Stored items from a collection
────────

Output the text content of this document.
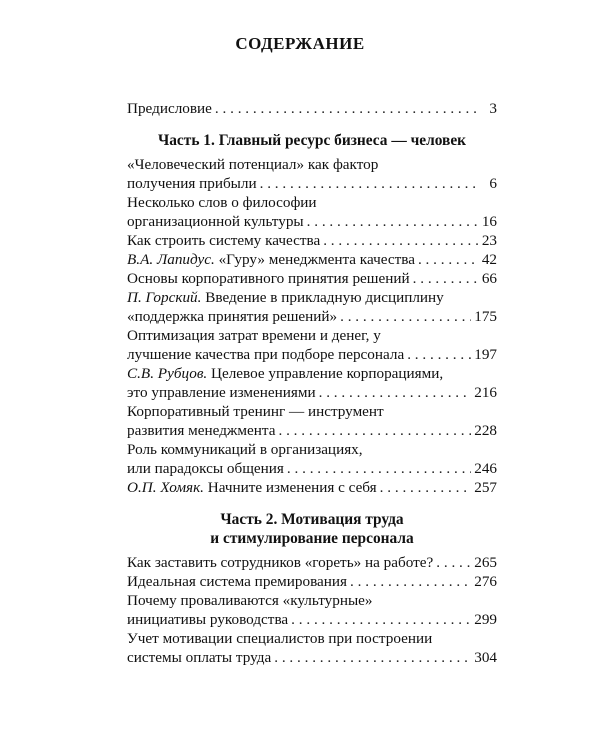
СОДЕРЖАНИЕ
Предисловие . . .	3
Часть 1. Главный ресурс бизнеса — человек
«Человеческий потенциал» как фактор
получения прибыли . . .	6
Несколько слов о философии
организационной культуры . . .	16
Как строить систему качества . . .	23
В.А. Лапидус.
«Гуру» менеджмента качества . . .	42
Основы корпоративного принятия решений . . .	66
П. Горский.
Введение в прикладную дисциплину
«поддержка принятия решений» . . .	175
Оптимизация затрат времени и денег, у
лучшение качества при подборе персонала . . .	197
С.В. Рубцов.
Целевое управление корпорациями,
это управление изменениями . . .	216
Корпоративный тренинг — инструмент
развития менеджмента . . .	228
Роль коммуникаций в организациях,
или парадоксы общения . . .	246
О.П. Хомяк.
Начните изменения с себя . . .	257
Часть 2. Мотивация труда
и стимулирование персонала
Как заставить сотрудников «гореть» на работе? . . .	265
Идеальная система премирования . . .	276
Почему проваливаются «культурные»
инициативы руководства . . .	299
Учет мотивации специалистов при построении
системы оплаты труда . . .	304
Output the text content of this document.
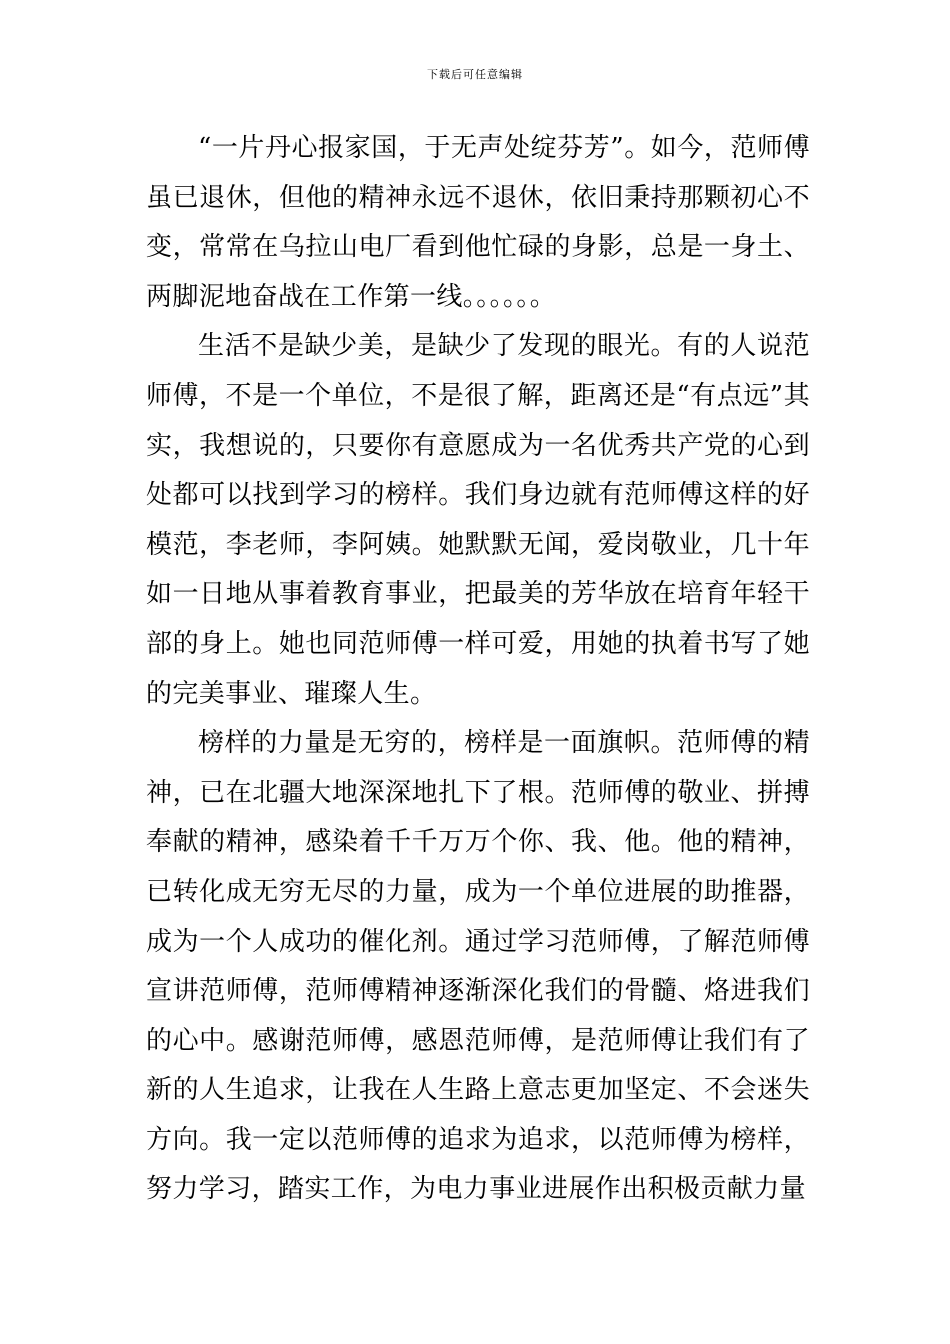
下载后可任意编辑

“一片丹心报家国，于无声处绽芬芳”。如今，范师傅虽已退休，但他的精神永远不退休，依旧秉持那颗初心不变，常常在乌拉山电厂看到他忙碌的身影，总是一身土、两脚泥地奋战在工作第一线。。。。。。

生活不是缺少美，是缺少了发现的眼光。有的人说范师傅，不是一个单位，不是很了解，距离还是“有点远”其实，我想说的，只要你有意愿成为一名优秀共产党的心到处都可以找到学习的榜样。我们身边就有范师傅这样的好模范，李老师，李阿姨。她默默无闻，爱岗敬业，几十年如一日地从事着教育事业，把最美的芳华放在培育年轻干部的身上。她也同范师傅一样可爱，用她的执着书写了她的完美事业、璀璨人生。

榜样的力量是无穷的，榜样是一面旗帜。范师傅的精神，已在北疆大地深深地扎下了根。范师傅的敬业、拼搏奉献的精神，感染着千千万万个你、我、他。他的精神，已转化成无穷无尽的力量，成为一个单位进展的助推器，成为一个人成功的催化剂。通过学习范师傅，了解范师傅宣讲范师傅，范师傅精神逐渐深化我们的骨髓、烙进我们的心中。感谢范师傅，感恩范师傅，是范师傅让我们有了新的人生追求，让我在人生路上意志更加坚定、不会迷失方向。我一定以范师傅的追求为追求，以范师傅为榜样，努力学习，踏实工作，为电力事业进展作出积极贡献力量
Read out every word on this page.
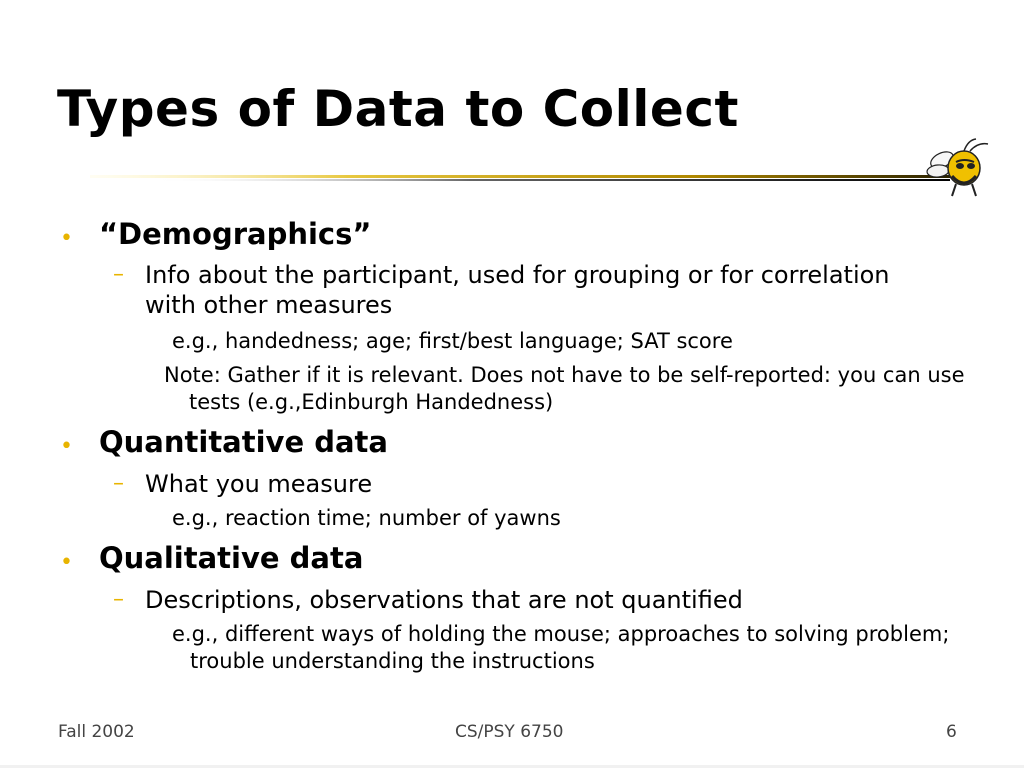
Types of Data to Collect
• “Demographics”
– Info about the participant, used for grouping or for correlation with other measures
e.g., handedness; age; first/best language; SAT score
Note: Gather if it is relevant. Does not have to be self-reported: you can use tests (e.g.,Edinburgh Handedness)
• Quantitative data
– What you measure
e.g., reaction time; number of yawns
• Qualitative data
– Descriptions, observations that are not quantified
e.g., different ways of holding the mouse; approaches to solving problem; trouble understanding the instructions
Fall 2002	CS/PSY 6750	6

────────

◆ PROBLEM DETAILS ◆
Transcribe all of the entries word for word, but skip any pictures they contain.

◆ RESPONSE BELOW ◆
Output the text content of this document.
СОДЕРЖАНИЕ
Предисловие . . .	3
Часть 1. Главный ресурс бизнеса — человек
«Человеческий потенциал» как фактор
получения прибыли . . .	6
Несколько слов о философии
организационной культуры . . .	16
Как строить систему качества . . .	23
В.А. Лапидус.
«Гуру» менеджмента качества . . .	42
Основы корпоративного принятия решений . . .	66
П. Горский.
Введение в прикладную дисциплину
«поддержка принятия решений» . . .	175
Оптимизация затрат времени и денег, у
лучшение качества при подборе персонала . . .	197
С.В. Рубцов.
Целевое управление корпорациями,
это управление изменениями . . .	216
Корпоративный тренинг — инструмент
развития менеджмента . . .	228
Роль коммуникаций в организациях,
или парадоксы общения . . .	246
О.П. Хомяк.
Начните изменения с себя . . .	257
Часть 2. Мотивация труда
и стимулирование персонала
Как заставить сотрудников «гореть» на работе? . . .	265
Идеальная система премирования . . .	276
Почему проваливаются «культурные»
инициативы руководства . . .	299
Учет мотивации специалистов при построении
системы оплаты труда . . .	304
Output the text content of this document.
下载后可任意编辑

“一片丹心报家国，于无声处绽芬芳”。如今，范师傅虽已退休，但他的精神永远不退休，依旧秉持那颗初心不变，常常在乌拉山电厂看到他忙碌的身影，总是一身土、两脚泥地奋战在工作第一线。。。。。。

生活不是缺少美，是缺少了发现的眼光。有的人说范师傅，不是一个单位，不是很了解，距离还是“有点远”其实，我想说的，只要你有意愿成为一名优秀共产党的心到处都可以找到学习的榜样。我们身边就有范师傅这样的好模范，李老师，李阿姨。她默默无闻，爱岗敬业，几十年如一日地从事着教育事业，把最美的芳华放在培育年轻干部的身上。她也同范师傅一样可爱，用她的执着书写了她的完美事业、璀璨人生。

榜样的力量是无穷的，榜样是一面旗帜。范师傅的精神，已在北疆大地深深地扎下了根。范师傅的敬业、拼搏奉献的精神，感染着千千万万个你、我、他。他的精神，已转化成无穷无尽的力量，成为一个单位进展的助推器，成为一个人成功的催化剂。通过学习范师傅，了解范师傅宣讲范师傅，范师傅精神逐渐深化我们的骨髓、烙进我们的心中。感谢范师傅，感恩范师傅，是范师傅让我们有了新的人生追求，让我在人生路上意志更加坚定、不会迷失方向。我一定以范师傅的追求为追求，以范师傅为榜样，努力学习，踏实工作，为电力事业进展作出积极贡献力量
Read out every word on this page.
Types of Data to Collect
• “Demographics”
– Info about the participant, used for grouping or for correlation with other measures
e.g., handedness; age; first/best language; SAT score
Note: Gather if it is relevant. Does not have to be self-reported: you can use tests (e.g.,Edinburgh Handedness)
• Quantitative data
– What you measure
e.g., reaction time; number of yawns
• Qualitative data
– Descriptions, observations that are not quantified
e.g., different ways of holding the mouse; approaches to solving problem; trouble understanding the instructions
Fall 2002	CS/PSY 6750	6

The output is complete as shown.